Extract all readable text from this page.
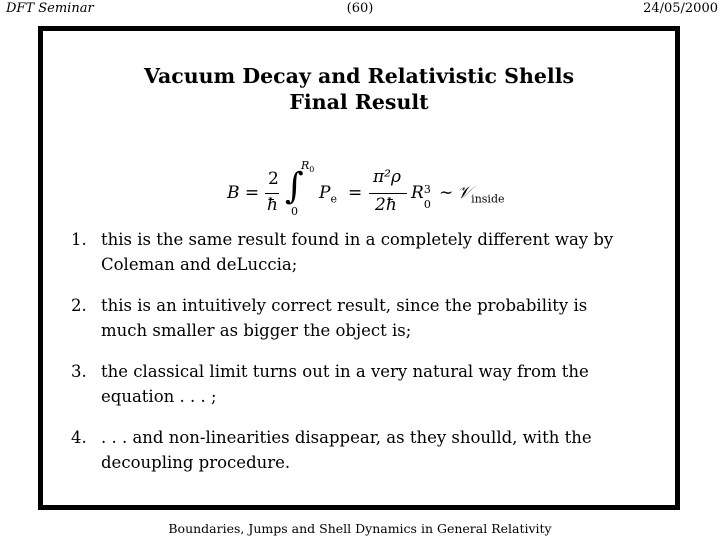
DFT Seminar	(60)	24/05/2000
Vacuum Decay and Relativistic Shells
Final Result
B =
2
ħ ∫
$R_0$
0
$P_e$ =
π²ρ
2ħ
R 3
0
∼ 𝒱$_{inside}$
1. this is the same result found in a completely different way by
Coleman and deLuccia;
2. this is an intuitively correct result, since the probability is
much smaller as bigger the object is;
3. the classical limit turns out in a very natural way from the
equation . . . ;
4. . . . and non-linearities disappear, as they shoulld, with the
decoupling procedure.
Boundaries, Jumps and Shell Dynamics in General Relativity
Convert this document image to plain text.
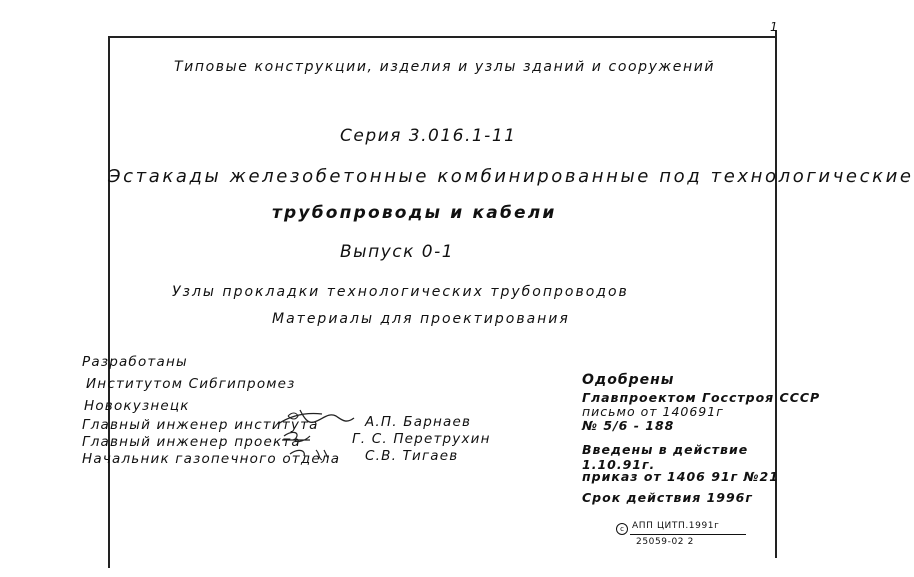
1
Типовые конструкции, изделия и узлы зданий и сооружений
Серия 3.016.1-11
Эстакады железобетонные комбинированные под технологические
трубопроводы и кабели
Выпуск 0-1
Узлы прокладки технологических трубопроводов
Материалы для проектирования
Разработаны
Институтом Сибгипромез
Новокузнецк
Главный инженер института
Главный инженер проекта
Начальник газопечного отдела
А.П. Барнаев
Г. С. Перетрухин
С.В. Тигаев
Одобрены
Главпроектом Госстроя СССР
письмо от 140691г
№ 5/6 - 188
Введены в действие
1.10.91г.
приказ от 1406 91г №21
Срок действия 1996г
c АПП ЦИТП.1991г
25059-02 2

· · · · · · ·

WHAT YOU ARE ASKED TO DO - Each line in the records above should be reproduced exactly; images are not copied.

SOLUTION TO THIS PROBLEM -
Extract all readable text from this page.
DFT Seminar	(60)	24/05/2000
Vacuum Decay and Relativistic Shells
Final Result
B =
2
ħ ∫
$R_0$
0
$P_e$ =
π²ρ
2ħ
R 3
0
∼ 𝒱$_{inside}$
1. this is the same result found in a completely different way by
Coleman and deLuccia;
2. this is an intuitively correct result, since the probability is
much smaller as bigger the object is;
3. the classical limit turns out in a very natural way from the
equation . . . ;
4. . . . and non-linearities disappear, as they shoulld, with the
decoupling procedure.
Boundaries, Jumps and Shell Dynamics in General Relativity
Convert this document image to plain text.
1
Типовые конструкции, изделия и узлы зданий и сооружений
Серия 3.016.1-11
Эстакады железобетонные комбинированные под технологические
трубопроводы и кабели
Выпуск 0-1
Узлы прокладки технологических трубопроводов
Материалы для проектирования
Разработаны
Институтом Сибгипромез
Новокузнецк
Главный инженер института
Главный инженер проекта
Начальник газопечного отдела
А.П. Барнаев
Г. С. Перетрухин
С.В. Тигаев
Одобрены
Главпроектом Госстроя СССР
письмо от 140691г
№ 5/6 - 188
Введены в действие
1.10.91г.
приказ от 1406 91г №21
Срок действия 1996г
c АПП ЦИТП.1991г
25059-02 2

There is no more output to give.